**Dataset content**.
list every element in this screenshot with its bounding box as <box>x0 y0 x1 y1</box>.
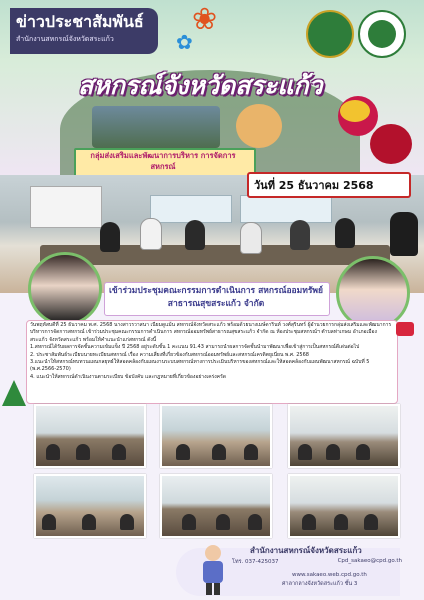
gallery-photo <box>160 474 272 538</box>
fruit-mango <box>340 100 370 122</box>
attendee <box>185 220 205 250</box>
attendee <box>100 222 120 252</box>
emblem-logo-ministry <box>306 10 354 58</box>
fruit-melon <box>236 104 282 148</box>
meeting-title: เข้าร่วมประชุมคณะกรรมการดำเนินการ สหกรณ์ออมทรัพย์สาธารณสุขสระแก้ว จำกัด <box>108 286 324 309</box>
email-label: Cpd_sakaeo@cpd.go.th <box>337 558 402 564</box>
photo-banner <box>30 186 102 228</box>
body-text <box>30 322 392 381</box>
footer-org: สำนักงานสหกรณ์จังหวัดสระแก้ว <box>250 546 362 555</box>
butterfly-icon: ❀ <box>192 2 218 37</box>
attendee <box>390 212 418 256</box>
division-label: กลุ่มส่งเสริมและพัฒนาการบริหาร การจัดการสหกรณ์ <box>90 151 236 171</box>
butterfly-icon-small: ✿ <box>176 30 193 54</box>
body-item-1: 1.สหกรณ์ได้รับผลการจัดชั้นความเข้มแข็ง ปี 2568 อยู่ระดับชั้น 1 คะแนน 91.43 สามารถนำผลการจัดชั้นนำมาพัฒนาเพื่อเข้าสู่การเป็นสหกรณ์ดีเด่นต่อไป <box>30 344 360 351</box>
attendee <box>335 218 355 248</box>
gallery-photo <box>34 404 146 468</box>
portrait-left <box>28 252 102 326</box>
web-label[interactable]: www.sakaeo.web.cpd.go.th <box>292 572 367 578</box>
portrait-right <box>336 256 410 330</box>
body-item-4: 4. แนะนำให้สหกรณ์ดำเนินงานตามระเบียบ ข้อบังคับ และกฎหมายที่เกี่ยวข้องอย่างเคร่งครัด <box>30 373 227 380</box>
photo-window <box>240 195 332 223</box>
fruit-rose-apple <box>370 124 412 164</box>
date-label: วันที่ 25 ธันวาคม 2568 <box>254 179 374 192</box>
ribbon-decoration <box>396 322 414 336</box>
main-title: สหกรณ์จังหวัดสระแก้ว <box>78 71 323 100</box>
gallery-photo <box>288 474 400 538</box>
gallery-photo <box>288 404 400 468</box>
emblem-logo-cooperative <box>358 10 406 58</box>
mascot-icon <box>202 545 224 595</box>
attendee <box>290 220 310 250</box>
landmark-photo <box>92 106 220 148</box>
phone-label: โทร. 037-425037 <box>232 559 279 565</box>
footer-contact <box>232 558 402 588</box>
gallery-photo <box>34 474 146 538</box>
header-title: ข่าวประชาสัมพันธ์ <box>16 12 144 31</box>
body-paragraph: วันพฤหัสบดีที่ 25 ธันวาคม พ.ศ. 2568 นางสาวรวาสนา เนียมดูแม้น สหกรณ์จังหวัดสระแก้ว พร้อมด้วยนางเมษ์ดารินท์ วงศ์สุรินทร์ ผู้อำนวยการกลุ่มส่งเสริมและพัฒนาการบริหารการจัดการสหกรณ์ เข้าร่วมประชุมคณะกรรมการดำเนินการ สหกรณ์ออมทรัพย์สาธารณสุขสระแก้ว จำกัด ณ ห้องประชุมสหกรณ์ฯ ตำบลท่าเกษม อำเภอเมืองสระแก้ว จังหวัดสระแก้ว พร้อมให้คำแนะนำแก่สหกรณ์ ดังนี้ <box>30 322 392 343</box>
address-label: ศาลากลางจังหวัดสระแก้ว ชั้น 3 <box>282 581 358 587</box>
christmas-tree-icon <box>2 380 26 406</box>
meeting-table <box>40 245 390 265</box>
attendee <box>140 218 162 250</box>
body-item-2: 2. ประชาสัมพันธ์ระเบียบนายทะเบียนสหกรณ์ เรื่อง ความเสี่ยงที่เกี่ยวข้องกับสหกรณ์ออมทรัพย์และสหกรณ์เครดิตยูเนี่ยน พ.ศ. 2568 <box>30 351 309 358</box>
attendee <box>240 222 262 254</box>
header-subtitle: สำนักงานสหกรณ์จังหวัดสระแก้ว <box>16 35 114 43</box>
gallery-photo <box>160 404 272 468</box>
body-item-3: 3.แนะนำให้สหกรณ์ทบทวนแผนกลยุทธ์ให้สอดคล้องกับแผนงานระบบสหกรณ์ทางการประเมินบริหารของสหกรณ์และให้สอดคล้องกับแผนพัฒนาสหกรณ์ ฉบับที่ 5 (พ.ศ.2566-2570) <box>30 359 370 373</box>
photo-window <box>150 195 232 223</box>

**What you will do**.
Change "attendee" to "participant" in the items starting at the line that contains "gallery-photo <box>160 474 272 538</box>" and ending at the line that contains "fruit-melon <box>236 104 282 148</box>", leaving everything else the same. Give back only those lines.

**Exercise result**.
gallery-photo <box>160 474 272 538</box>
fruit-mango <box>340 100 370 122</box>
participant <box>185 220 205 250</box>
participant <box>100 222 120 252</box>
emblem-logo-ministry <box>306 10 354 58</box>
fruit-melon <box>236 104 282 148</box>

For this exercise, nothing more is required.